__WHAT IS EXPECTED__:
Scan the lines below for the string "this" and copy every one that has it.

__LISTING__:
------------------------------------------------

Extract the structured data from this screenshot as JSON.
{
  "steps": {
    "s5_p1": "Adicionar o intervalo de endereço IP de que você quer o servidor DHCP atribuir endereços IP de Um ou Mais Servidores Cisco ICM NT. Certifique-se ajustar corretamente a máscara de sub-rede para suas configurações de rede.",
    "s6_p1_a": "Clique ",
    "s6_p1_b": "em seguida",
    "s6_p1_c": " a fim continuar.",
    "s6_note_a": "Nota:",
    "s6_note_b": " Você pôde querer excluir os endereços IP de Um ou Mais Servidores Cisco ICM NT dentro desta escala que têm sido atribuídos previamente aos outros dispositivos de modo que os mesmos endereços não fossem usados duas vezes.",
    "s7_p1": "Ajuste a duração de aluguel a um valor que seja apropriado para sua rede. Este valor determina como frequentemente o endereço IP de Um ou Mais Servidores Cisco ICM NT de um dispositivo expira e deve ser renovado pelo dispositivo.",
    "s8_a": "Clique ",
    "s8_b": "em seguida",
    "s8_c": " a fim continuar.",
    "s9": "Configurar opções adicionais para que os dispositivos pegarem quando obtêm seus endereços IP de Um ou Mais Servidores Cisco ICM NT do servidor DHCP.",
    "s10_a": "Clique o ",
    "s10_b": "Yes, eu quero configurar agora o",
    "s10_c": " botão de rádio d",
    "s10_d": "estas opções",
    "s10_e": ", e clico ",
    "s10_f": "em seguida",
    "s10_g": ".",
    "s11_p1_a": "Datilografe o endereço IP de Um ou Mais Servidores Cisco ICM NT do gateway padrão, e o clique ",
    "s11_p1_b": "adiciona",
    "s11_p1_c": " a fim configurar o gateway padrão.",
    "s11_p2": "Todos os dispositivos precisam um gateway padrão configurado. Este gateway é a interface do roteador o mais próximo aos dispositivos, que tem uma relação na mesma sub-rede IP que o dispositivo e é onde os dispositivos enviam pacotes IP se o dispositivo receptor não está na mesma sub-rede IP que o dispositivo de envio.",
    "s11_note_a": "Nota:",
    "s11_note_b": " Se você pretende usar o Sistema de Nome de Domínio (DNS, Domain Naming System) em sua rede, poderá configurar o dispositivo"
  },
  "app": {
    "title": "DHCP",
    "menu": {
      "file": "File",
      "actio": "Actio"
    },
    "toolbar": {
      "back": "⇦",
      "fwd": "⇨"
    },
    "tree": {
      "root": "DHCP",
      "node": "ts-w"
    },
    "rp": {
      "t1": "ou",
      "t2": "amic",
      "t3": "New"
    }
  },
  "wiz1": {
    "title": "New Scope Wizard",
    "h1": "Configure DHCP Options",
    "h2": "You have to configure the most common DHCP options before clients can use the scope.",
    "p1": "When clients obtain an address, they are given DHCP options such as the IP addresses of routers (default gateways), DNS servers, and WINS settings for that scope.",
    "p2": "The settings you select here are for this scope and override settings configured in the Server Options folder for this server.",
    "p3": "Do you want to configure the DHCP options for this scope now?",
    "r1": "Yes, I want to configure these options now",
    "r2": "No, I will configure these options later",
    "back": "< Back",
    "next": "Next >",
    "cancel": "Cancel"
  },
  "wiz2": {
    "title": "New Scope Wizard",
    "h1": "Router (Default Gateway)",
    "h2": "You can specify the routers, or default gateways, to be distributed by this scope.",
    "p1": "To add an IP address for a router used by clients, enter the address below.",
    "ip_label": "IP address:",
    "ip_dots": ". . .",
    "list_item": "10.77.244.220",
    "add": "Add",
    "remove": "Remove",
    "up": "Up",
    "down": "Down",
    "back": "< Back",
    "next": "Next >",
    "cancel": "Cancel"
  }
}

------------------------------------------------

__EXPECTED ANSWER__:
Extract the structured data from this screenshot as JSON.
    "p2": "The settings you select here are for this scope and override settings configured in the Server Options folder for this server.",
    "p3": "Do you want to configure the DHCP options for this scope now?",
    "h2": "You can specify the routers, or default gateways, to be distributed by this scope.",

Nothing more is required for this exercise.